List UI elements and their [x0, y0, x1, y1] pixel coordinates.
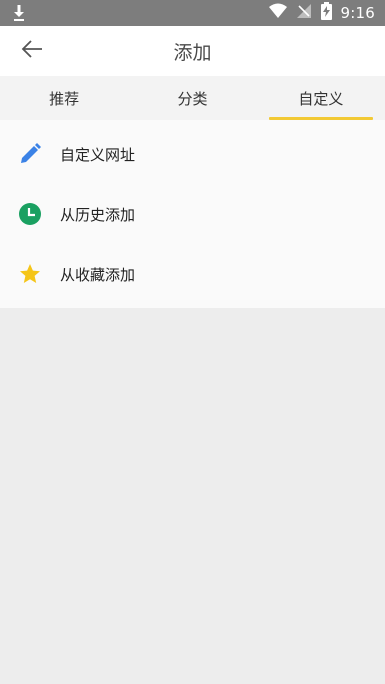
clock-icon: [18, 202, 42, 226]
status-time: 9:16: [340, 4, 375, 22]
pencil-icon: [18, 142, 42, 166]
list-item-from-history[interactable]: 从历史添加: [0, 184, 385, 244]
star-icon: [18, 262, 42, 286]
custom-options-list: 自定义网址 从历史添加 从收藏添加: [0, 120, 385, 308]
page-title: 添加: [173, 41, 212, 64]
tab-label: 自定义: [298, 89, 344, 108]
wifi-icon: [268, 3, 287, 23]
tab-label: 分类: [177, 89, 208, 108]
list-item-label: 从历史添加: [60, 205, 136, 224]
app-bar: 添加: [0, 26, 385, 76]
tab-custom[interactable]: 自定义: [257, 76, 385, 120]
tab-categories[interactable]: 分类: [128, 76, 256, 120]
list-item-from-favorites[interactable]: 从收藏添加: [0, 244, 385, 304]
tab-bar: 推荐 分类 自定义: [0, 76, 385, 120]
status-bar: 9:16: [0, 0, 385, 26]
download-icon: [12, 4, 26, 22]
list-item-label: 从收藏添加: [60, 265, 136, 284]
battery-charging-icon: [320, 2, 332, 24]
tab-label: 推荐: [49, 89, 80, 108]
list-item-custom-url[interactable]: 自定义网址: [0, 124, 385, 184]
signal-icon: [296, 3, 312, 23]
tab-recommended[interactable]: 推荐: [0, 76, 128, 120]
list-item-label: 自定义网址: [60, 145, 136, 164]
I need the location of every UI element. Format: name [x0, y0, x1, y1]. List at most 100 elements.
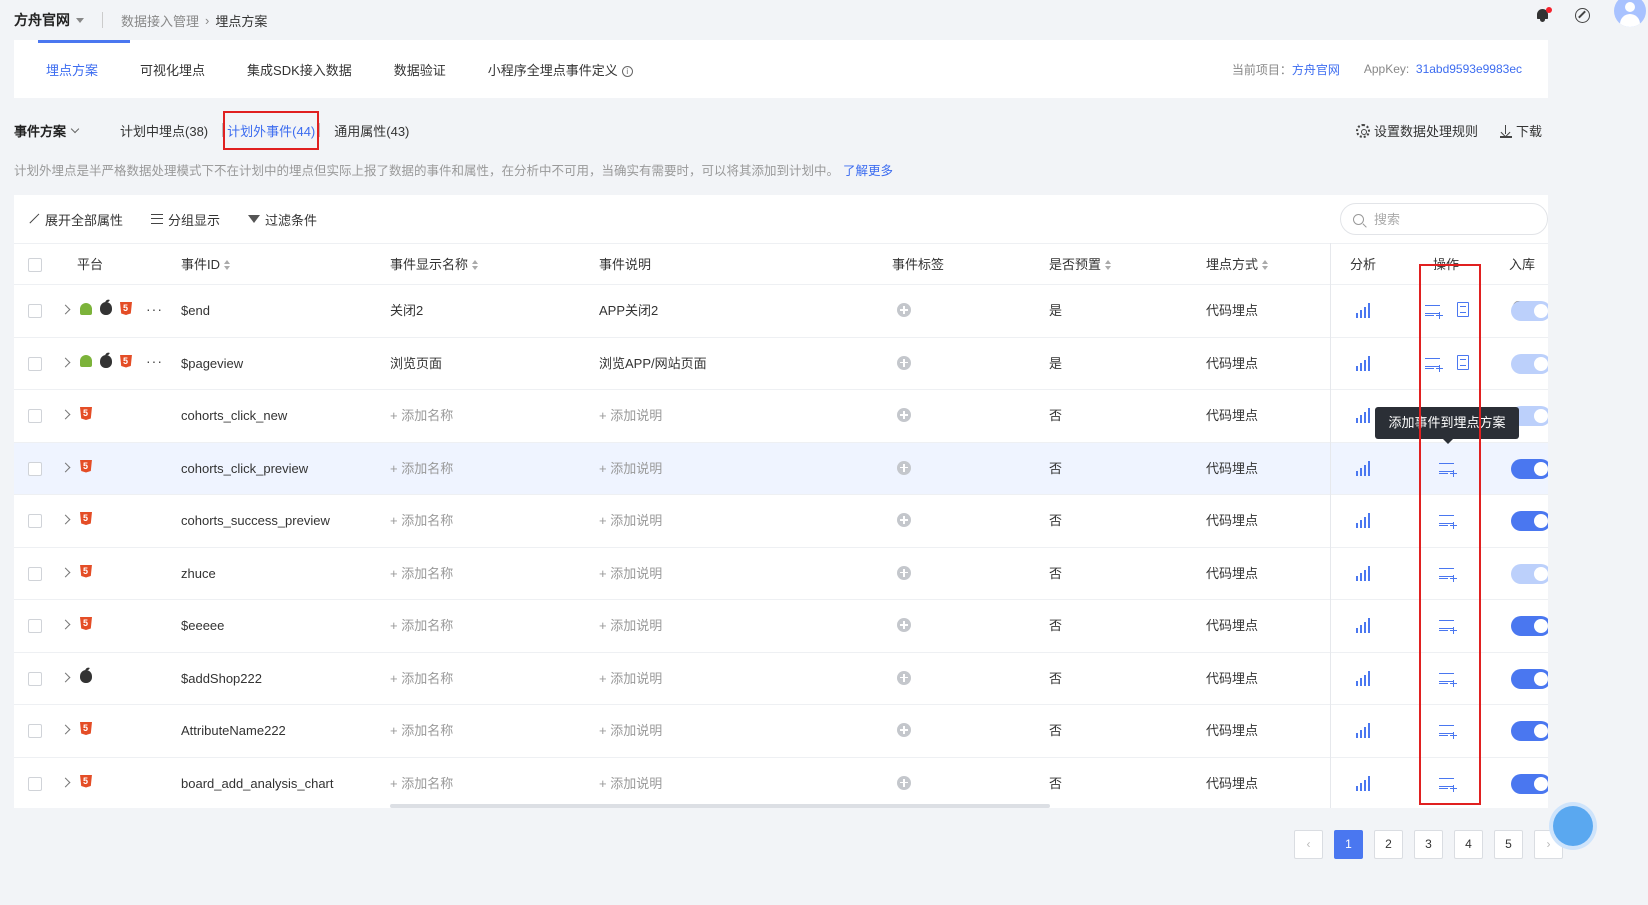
- project-value[interactable]: 方舟官网: [1292, 63, 1340, 77]
- row-checkbox[interactable]: [28, 566, 42, 581]
- expand-row-icon[interactable]: [60, 409, 71, 420]
- tab-unplanned-events[interactable]: 计划外事件(44): [223, 110, 320, 150]
- expand-row-icon[interactable]: [60, 619, 71, 630]
- scheme-selector[interactable]: 事件方案: [14, 121, 80, 140]
- tab-visual-tracking[interactable]: 可视化埋点: [140, 60, 205, 79]
- col-event-id[interactable]: 事件ID: [181, 244, 231, 286]
- link-icon[interactable]: [1575, 7, 1590, 23]
- add-tag-icon[interactable]: [897, 565, 911, 580]
- add-to-plan-icon[interactable]: [1439, 620, 1457, 634]
- add-tag-icon[interactable]: [897, 618, 911, 632]
- page-5[interactable]: 5: [1494, 830, 1523, 859]
- storage-toggle[interactable]: [1511, 773, 1548, 794]
- add-tag-icon[interactable]: [897, 670, 911, 685]
- table-row[interactable]: ··· $end 关闭2 APP关闭2 是 代码埋点: [14, 285, 1548, 338]
- tab-common-properties[interactable]: 通用属性(43): [320, 121, 423, 140]
- event-description[interactable]: 浏览APP/网站页面: [599, 338, 707, 390]
- row-checkbox[interactable]: [28, 776, 42, 791]
- row-checkbox[interactable]: [28, 514, 42, 528]
- row-checkbox[interactable]: [28, 304, 42, 318]
- search-input[interactable]: [1374, 211, 1524, 227]
- more-icon[interactable]: ···: [146, 354, 163, 368]
- table-row[interactable]: cohorts_click_preview + 添加名称 + 添加说明 否 代码埋点: [14, 442, 1548, 495]
- event-description[interactable]: + 添加说明: [599, 653, 662, 705]
- col-preset[interactable]: 是否预置: [1049, 244, 1112, 286]
- help-float-button[interactable]: [1553, 806, 1593, 846]
- event-display-name[interactable]: + 添加名称: [390, 390, 453, 442]
- row-checkbox[interactable]: [28, 461, 42, 476]
- download-button[interactable]: 下载: [1499, 121, 1542, 140]
- analysis-chart-icon[interactable]: [1356, 617, 1372, 633]
- select-all-checkbox[interactable]: [28, 258, 42, 272]
- event-display-name[interactable]: 关闭2: [390, 285, 423, 337]
- avatar[interactable]: [1614, 0, 1646, 27]
- expand-row-icon[interactable]: [60, 567, 71, 577]
- event-description[interactable]: + 添加说明: [599, 443, 662, 495]
- analysis-chart-icon[interactable]: [1356, 460, 1372, 476]
- add-tag-icon[interactable]: [897, 355, 911, 370]
- filter-button[interactable]: 过滤条件: [248, 210, 317, 229]
- analysis-chart-icon[interactable]: [1356, 355, 1372, 371]
- add-tag-icon[interactable]: [897, 723, 911, 737]
- event-description[interactable]: + 添加说明: [599, 548, 662, 600]
- storage-toggle[interactable]: [1511, 616, 1548, 636]
- storage-toggle[interactable]: [1511, 721, 1548, 741]
- col-method[interactable]: 埋点方式: [1206, 244, 1269, 286]
- bell-icon[interactable]: [1535, 7, 1552, 23]
- table-row[interactable]: $addShop222 + 添加名称 + 添加说明 否 代码埋点: [14, 653, 1548, 705]
- analysis-chart-icon[interactable]: [1356, 407, 1372, 423]
- more-icon[interactable]: ···: [146, 302, 163, 316]
- add-to-plan-icon[interactable]: [1425, 305, 1443, 319]
- expand-row-icon[interactable]: [60, 357, 71, 367]
- add-to-plan-icon[interactable]: [1439, 777, 1457, 792]
- table-row[interactable]: board_add_analysis_chart + 添加名称 + 添加说明 否 代码埋…: [14, 758, 1548, 809]
- event-display-name[interactable]: 浏览页面: [390, 338, 442, 390]
- learn-more-link[interactable]: 了解更多: [843, 164, 893, 178]
- event-description[interactable]: + 添加说明: [599, 705, 662, 757]
- group-display-button[interactable]: 分组显示: [151, 210, 220, 229]
- add-to-plan-icon[interactable]: [1439, 725, 1457, 739]
- storage-toggle[interactable]: [1511, 511, 1548, 531]
- table-row[interactable]: AttributeName222 + 添加名称 + 添加说明 否 代码埋点: [14, 705, 1548, 758]
- expand-row-icon[interactable]: [60, 672, 71, 682]
- analysis-chart-icon[interactable]: [1356, 512, 1372, 528]
- row-checkbox[interactable]: [28, 724, 42, 738]
- tab-miniprogram-events[interactable]: 小程序全埋点事件定义 i: [488, 60, 633, 79]
- event-display-name[interactable]: + 添加名称: [390, 495, 453, 547]
- analysis-chart-icon[interactable]: [1356, 775, 1372, 791]
- event-display-name[interactable]: + 添加名称: [390, 443, 453, 495]
- tab-data-validation[interactable]: 数据验证: [394, 60, 446, 79]
- table-row[interactable]: cohorts_click_new + 添加名称 + 添加说明 否 代码埋点: [14, 390, 1548, 443]
- table-row[interactable]: $eeeee + 添加名称 + 添加说明 否 代码埋点: [14, 600, 1548, 653]
- event-display-name[interactable]: + 添加名称: [390, 705, 453, 757]
- analysis-chart-icon[interactable]: [1356, 722, 1372, 738]
- storage-toggle[interactable]: [1511, 668, 1548, 689]
- storage-toggle[interactable]: [1511, 301, 1548, 321]
- row-checkbox[interactable]: [28, 356, 42, 371]
- tab-tracking-plan[interactable]: 埋点方案: [46, 60, 98, 79]
- add-to-plan-icon[interactable]: [1439, 462, 1457, 477]
- horizontal-scrollbar[interactable]: [390, 804, 1050, 808]
- expand-row-icon[interactable]: [60, 514, 71, 525]
- expand-row-icon[interactable]: [60, 777, 71, 787]
- table-row[interactable]: zhuce + 添加名称 + 添加说明 否 代码埋点: [14, 548, 1548, 600]
- storage-toggle[interactable]: [1511, 563, 1548, 584]
- prev-page-button[interactable]: ‹: [1294, 830, 1323, 859]
- add-tag-icon[interactable]: [897, 775, 911, 790]
- event-description[interactable]: + 添加说明: [599, 495, 662, 547]
- storage-toggle[interactable]: [1511, 353, 1548, 374]
- page-1[interactable]: 1: [1334, 830, 1363, 859]
- table-row[interactable]: cohorts_success_preview + 添加名称 + 添加说明 否 代码埋点: [14, 495, 1548, 548]
- table-row[interactable]: ··· $pageview 浏览页面 浏览APP/网站页面 是 代码埋点: [14, 338, 1548, 390]
- settings-rules-button[interactable]: 设置数据处理规则: [1355, 121, 1478, 140]
- row-checkbox[interactable]: [28, 671, 42, 686]
- row-checkbox[interactable]: [28, 619, 42, 633]
- expand-all-button[interactable]: 展开全部属性: [28, 210, 123, 229]
- storage-toggle[interactable]: [1511, 458, 1548, 479]
- event-description[interactable]: + 添加说明: [599, 390, 662, 442]
- add-to-plan-icon[interactable]: [1425, 357, 1443, 372]
- event-description[interactable]: APP关闭2: [599, 285, 658, 337]
- analysis-chart-icon[interactable]: [1356, 302, 1372, 318]
- page-3[interactable]: 3: [1414, 830, 1443, 859]
- event-detail-icon[interactable]: [1457, 354, 1469, 370]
---
_Required task_
Reproduce verbatim the portion of the listing that begins with the line containing "- project-value[interactable]: 方舟官网: [1292, 63, 1340, 77]" and ends with the line containing "- add-tag-icon[interactable]: [897, 355, 911, 370]", including both of those lines.

_Finished exercise_
- project-value[interactable]: 方舟官网: [1292, 63, 1340, 77]
- row-checkbox[interactable]: [28, 566, 42, 581]
- expand-row-icon[interactable]: [60, 409, 71, 420]
- tab-unplanned-events[interactable]: 计划外事件(44): [223, 110, 320, 150]
- expand-row-icon[interactable]: [60, 619, 71, 630]
- scheme-selector[interactable]: 事件方案: [14, 121, 80, 140]
- tab-visual-tracking[interactable]: 可视化埋点: [140, 60, 205, 79]
- col-event-id[interactable]: 事件ID: [181, 244, 231, 286]
- link-icon[interactable]: [1575, 7, 1590, 23]
- add-tag-icon[interactable]: [897, 565, 911, 580]
- add-to-plan-icon[interactable]: [1439, 620, 1457, 634]
- add-tag-icon[interactable]: [897, 618, 911, 632]
- page-5[interactable]: 5: [1494, 830, 1523, 859]
- storage-toggle[interactable]: [1511, 773, 1548, 794]
- add-tag-icon[interactable]: [897, 670, 911, 685]
- table-row[interactable]: ··· $end 关闭2 APP关闭2 是 代码埋点: [14, 285, 1548, 338]
- tab-common-properties[interactable]: 通用属性(43): [320, 121, 423, 140]
- event-description[interactable]: 浏览APP/网站页面: [599, 338, 707, 390]
- row-checkbox[interactable]: [28, 776, 42, 791]
- row-checkbox[interactable]: [28, 514, 42, 528]
- row-checkbox[interactable]: [28, 304, 42, 318]
- search-input[interactable]: [1374, 211, 1524, 227]
- more-icon[interactable]: ···: [146, 354, 163, 368]
- table-row[interactable]: cohorts_click_preview + 添加名称 + 添加说明 否 代码埋点: [14, 442, 1548, 495]
- event-description[interactable]: + 添加说明: [599, 653, 662, 705]
- col-preset[interactable]: 是否预置: [1049, 244, 1112, 286]
- help-float-button[interactable]: [1553, 806, 1593, 846]
- event-display-name[interactable]: + 添加名称: [390, 390, 453, 442]
- row-checkbox[interactable]: [28, 461, 42, 476]
- download-button[interactable]: 下载: [1499, 121, 1542, 140]
- analysis-chart-icon[interactable]: [1356, 617, 1372, 633]
- select-all-checkbox[interactable]: [28, 258, 42, 272]
- event-display-name[interactable]: 关闭2: [390, 285, 423, 337]
- avatar[interactable]: [1614, 0, 1646, 27]
- expand-row-icon[interactable]: [60, 567, 71, 577]
- event-description[interactable]: + 添加说明: [599, 443, 662, 495]
- analysis-chart-icon[interactable]: [1356, 460, 1372, 476]
- add-tag-icon[interactable]: [897, 355, 911, 370]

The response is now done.